**Instruction**
Output each entry that follows exactly. Images stay out.

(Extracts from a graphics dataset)
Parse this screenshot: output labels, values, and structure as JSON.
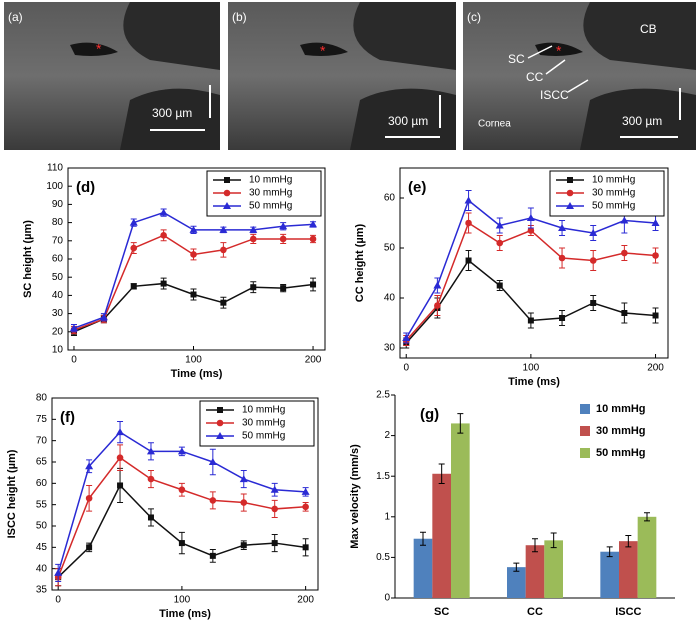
{
  "images": [
    {
      "label": "(a)",
      "asterisk": "*",
      "scale_bar": "300 µm"
    },
    {
      "label": "(b)",
      "asterisk": "*",
      "scale_bar": "300 µm"
    },
    {
      "label": "(c)",
      "asterisk": "*",
      "scale_bar": "300 µm",
      "annotations": [
        "CB",
        "SC",
        "CC",
        "ISCC",
        "Cornea"
      ]
    }
  ],
  "chart_data": [
    {
      "type": "line",
      "panel_label": "(d)",
      "xlabel": "Time (ms)",
      "ylabel": "SC height (µm)",
      "xlim": [
        -5,
        210
      ],
      "ylim": [
        10,
        110
      ],
      "xticks": [
        0,
        100,
        200
      ],
      "yticks": [
        10,
        20,
        30,
        40,
        50,
        60,
        70,
        80,
        90,
        100,
        110
      ],
      "legend": "upper right",
      "x": [
        0,
        25,
        50,
        75,
        100,
        125,
        150,
        175,
        200
      ],
      "series": [
        {
          "name": "10 mmHg",
          "color": "#111111",
          "marker": "square",
          "values": [
            20,
            27,
            45,
            46.5,
            40.5,
            36,
            44.5,
            44,
            46
          ],
          "errors": [
            2,
            2,
            1.5,
            3,
            3,
            3,
            3,
            2,
            3.5
          ]
        },
        {
          "name": "30 mmHg",
          "color": "#d42a2a",
          "marker": "circle",
          "values": [
            21,
            27,
            66,
            73,
            62.5,
            65,
            71,
            71,
            71
          ],
          "errors": [
            2,
            2,
            3,
            3,
            3,
            4,
            2.5,
            2.5,
            2
          ]
        },
        {
          "name": "50 mmHg",
          "color": "#2a2ad4",
          "marker": "triangle",
          "values": [
            22,
            28,
            80,
            85.5,
            76,
            76,
            76,
            78,
            79
          ],
          "errors": [
            2,
            2,
            2,
            2,
            2,
            1.5,
            1.5,
            2,
            1.5
          ]
        }
      ]
    },
    {
      "type": "line",
      "panel_label": "(e)",
      "xlabel": "Time (ms)",
      "ylabel": "CC height (µm)",
      "xlim": [
        -5,
        210
      ],
      "ylim": [
        28,
        66
      ],
      "xticks": [
        0,
        100,
        200
      ],
      "yticks": [
        30,
        40,
        50,
        60
      ],
      "legend": "upper right",
      "x": [
        0,
        25,
        50,
        75,
        100,
        125,
        150,
        175,
        200
      ],
      "series": [
        {
          "name": "10 mmHg",
          "color": "#111111",
          "marker": "square",
          "values": [
            31,
            38,
            47.5,
            42.5,
            35.5,
            36,
            39,
            37,
            36.5
          ],
          "errors": [
            1,
            2,
            2,
            1,
            1.5,
            1.5,
            1.5,
            2,
            1.5
          ]
        },
        {
          "name": "30 mmHg",
          "color": "#d42a2a",
          "marker": "circle",
          "values": [
            31.5,
            38.5,
            55,
            51,
            53.5,
            48,
            47.5,
            49,
            48.5
          ],
          "errors": [
            1,
            2,
            2,
            1.5,
            1,
            2,
            2,
            1.5,
            1.5
          ]
        },
        {
          "name": "50 mmHg",
          "color": "#2a2ad4",
          "marker": "triangle",
          "values": [
            32,
            42.5,
            59.5,
            54.5,
            56,
            54,
            53,
            55.5,
            55
          ],
          "errors": [
            1,
            1.5,
            2,
            1.5,
            2,
            1.5,
            1.5,
            2.5,
            1.5
          ]
        }
      ]
    },
    {
      "type": "line",
      "panel_label": "(f)",
      "xlabel": "Time (ms)",
      "ylabel": "ISCC height (µm)",
      "xlim": [
        -5,
        210
      ],
      "ylim": [
        35,
        80
      ],
      "xticks": [
        0,
        100,
        200
      ],
      "yticks": [
        35,
        40,
        45,
        50,
        55,
        60,
        65,
        70,
        75,
        80
      ],
      "legend": "upper right",
      "x": [
        0,
        25,
        50,
        75,
        100,
        125,
        150,
        175,
        200
      ],
      "series": [
        {
          "name": "10 mmHg",
          "color": "#111111",
          "marker": "square",
          "values": [
            38,
            45,
            59.5,
            52,
            46,
            43,
            45.5,
            46,
            45
          ],
          "errors": [
            2,
            1,
            4,
            2,
            2.5,
            1.5,
            1,
            2,
            2
          ]
        },
        {
          "name": "30 mmHg",
          "color": "#d42a2a",
          "marker": "circle",
          "values": [
            38,
            56.5,
            66,
            61,
            58.5,
            56,
            55.5,
            54,
            54.5
          ],
          "errors": [
            2,
            3,
            3,
            2,
            1.5,
            2,
            2,
            2,
            1
          ]
        },
        {
          "name": "50 mmHg",
          "color": "#2a2ad4",
          "marker": "triangle",
          "values": [
            39,
            64,
            72,
            67.5,
            67.5,
            65,
            61,
            58.5,
            58
          ],
          "errors": [
            2,
            1.5,
            2.5,
            2,
            1,
            3,
            2,
            1.5,
            1
          ]
        }
      ]
    },
    {
      "type": "bar",
      "panel_label": "(g)",
      "ylabel": "Max velocity (mm/s)",
      "ylim": [
        0,
        2.5
      ],
      "yticks": [
        0,
        0.5,
        1,
        1.5,
        2,
        2.5
      ],
      "legend": "upper right",
      "categories": [
        "SC",
        "CC",
        "ISCC"
      ],
      "series": [
        {
          "name": "10 mmHg",
          "color": "#4f81bd",
          "values": [
            0.73,
            0.38,
            0.57
          ],
          "errors": [
            0.08,
            0.05,
            0.06
          ]
        },
        {
          "name": "30 mmHg",
          "color": "#c0504d",
          "values": [
            1.53,
            0.65,
            0.7
          ],
          "errors": [
            0.12,
            0.08,
            0.07
          ]
        },
        {
          "name": "50 mmHg",
          "color": "#9bbb59",
          "values": [
            2.15,
            0.71,
            1.0
          ],
          "errors": [
            0.12,
            0.09,
            0.05
          ]
        }
      ]
    }
  ]
}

**Exercise answer**
Parse this screenshot: output labels, values, and structure as JSON.
{
  "images": [
    {
      "label": "(a)",
      "asterisk": "*",
      "scale_bar": "300 µm"
    },
    {
      "label": "(b)",
      "asterisk": "*",
      "scale_bar": "300 µm"
    },
    {
      "label": "(c)",
      "asterisk": "*",
      "scale_bar": "300 µm",
      "annotations": [
        "CB",
        "SC",
        "CC",
        "ISCC",
        "Cornea"
      ]
    }
  ],
  "chart_data": [
    {
      "type": "line",
      "panel_label": "(d)",
      "xlabel": "Time (ms)",
      "ylabel": "SC height (µm)",
      "xlim": [
        -5,
        210
      ],
      "ylim": [
        10,
        110
      ],
      "xticks": [
        0,
        100,
        200
      ],
      "yticks": [
        10,
        20,
        30,
        40,
        50,
        60,
        70,
        80,
        90,
        100,
        110
      ],
      "legend": "upper right",
      "x": [
        0,
        25,
        50,
        75,
        100,
        125,
        150,
        175,
        200
      ],
      "series": [
        {
          "name": "10 mmHg",
          "color": "#111111",
          "marker": "square",
          "values": [
            20,
            27,
            45,
            46.5,
            40.5,
            36,
            44.5,
            44,
            46
          ],
          "errors": [
            2,
            2,
            1.5,
            3,
            3,
            3,
            3,
            2,
            3.5
          ]
        },
        {
          "name": "30 mmHg",
          "color": "#d42a2a",
          "marker": "circle",
          "values": [
            21,
            27,
            66,
            73,
            62.5,
            65,
            71,
            71,
            71
          ],
          "errors": [
            2,
            2,
            3,
            3,
            3,
            4,
            2.5,
            2.5,
            2
          ]
        },
        {
          "name": "50 mmHg",
          "color": "#2a2ad4",
          "marker": "triangle",
          "values": [
            22,
            28,
            80,
            85.5,
            76,
            76,
            76,
            78,
            79
          ],
          "errors": [
            2,
            2,
            2,
            2,
            2,
            1.5,
            1.5,
            2,
            1.5
          ]
        }
      ]
    },
    {
      "type": "line",
      "panel_label": "(e)",
      "xlabel": "Time (ms)",
      "ylabel": "CC height (µm)",
      "xlim": [
        -5,
        210
      ],
      "ylim": [
        28,
        66
      ],
      "xticks": [
        0,
        100,
        200
      ],
      "yticks": [
        30,
        40,
        50,
        60
      ],
      "legend": "upper right",
      "x": [
        0,
        25,
        50,
        75,
        100,
        125,
        150,
        175,
        200
      ],
      "series": [
        {
          "name": "10 mmHg",
          "color": "#111111",
          "marker": "square",
          "values": [
            31,
            38,
            47.5,
            42.5,
            35.5,
            36,
            39,
            37,
            36.5
          ],
          "errors": [
            1,
            2,
            2,
            1,
            1.5,
            1.5,
            1.5,
            2,
            1.5
          ]
        },
        {
          "name": "30 mmHg",
          "color": "#d42a2a",
          "marker": "circle",
          "values": [
            31.5,
            38.5,
            55,
            51,
            53.5,
            48,
            47.5,
            49,
            48.5
          ],
          "errors": [
            1,
            2,
            2,
            1.5,
            1,
            2,
            2,
            1.5,
            1.5
          ]
        },
        {
          "name": "50 mmHg",
          "color": "#2a2ad4",
          "marker": "triangle",
          "values": [
            32,
            42.5,
            59.5,
            54.5,
            56,
            54,
            53,
            55.5,
            55
          ],
          "errors": [
            1,
            1.5,
            2,
            1.5,
            2,
            1.5,
            1.5,
            2.5,
            1.5
          ]
        }
      ]
    },
    {
      "type": "line",
      "panel_label": "(f)",
      "xlabel": "Time (ms)",
      "ylabel": "ISCC height (µm)",
      "xlim": [
        -5,
        210
      ],
      "ylim": [
        35,
        80
      ],
      "xticks": [
        0,
        100,
        200
      ],
      "yticks": [
        35,
        40,
        45,
        50,
        55,
        60,
        65,
        70,
        75,
        80
      ],
      "legend": "upper right",
      "x": [
        0,
        25,
        50,
        75,
        100,
        125,
        150,
        175,
        200
      ],
      "series": [
        {
          "name": "10 mmHg",
          "color": "#111111",
          "marker": "square",
          "values": [
            38,
            45,
            59.5,
            52,
            46,
            43,
            45.5,
            46,
            45
          ],
          "errors": [
            2,
            1,
            4,
            2,
            2.5,
            1.5,
            1,
            2,
            2
          ]
        },
        {
          "name": "30 mmHg",
          "color": "#d42a2a",
          "marker": "circle",
          "values": [
            38,
            56.5,
            66,
            61,
            58.5,
            56,
            55.5,
            54,
            54.5
          ],
          "errors": [
            2,
            3,
            3,
            2,
            1.5,
            2,
            2,
            2,
            1
          ]
        },
        {
          "name": "50 mmHg",
          "color": "#2a2ad4",
          "marker": "triangle",
          "values": [
            39,
            64,
            72,
            67.5,
            67.5,
            65,
            61,
            58.5,
            58
          ],
          "errors": [
            2,
            1.5,
            2.5,
            2,
            1,
            3,
            2,
            1.5,
            1
          ]
        }
      ]
    },
    {
      "type": "bar",
      "panel_label": "(g)",
      "ylabel": "Max velocity (mm/s)",
      "ylim": [
        0,
        2.5
      ],
      "yticks": [
        0,
        0.5,
        1,
        1.5,
        2,
        2.5
      ],
      "legend": "upper right",
      "categories": [
        "SC",
        "CC",
        "ISCC"
      ],
      "series": [
        {
          "name": "10 mmHg",
          "color": "#4f81bd",
          "values": [
            0.73,
            0.38,
            0.57
          ],
          "errors": [
            0.08,
            0.05,
            0.06
          ]
        },
        {
          "name": "30 mmHg",
          "color": "#c0504d",
          "values": [
            1.53,
            0.65,
            0.7
          ],
          "errors": [
            0.12,
            0.08,
            0.07
          ]
        },
        {
          "name": "50 mmHg",
          "color": "#9bbb59",
          "values": [
            2.15,
            0.71,
            1.0
          ],
          "errors": [
            0.12,
            0.09,
            0.05
          ]
        }
      ]
    }
  ]
}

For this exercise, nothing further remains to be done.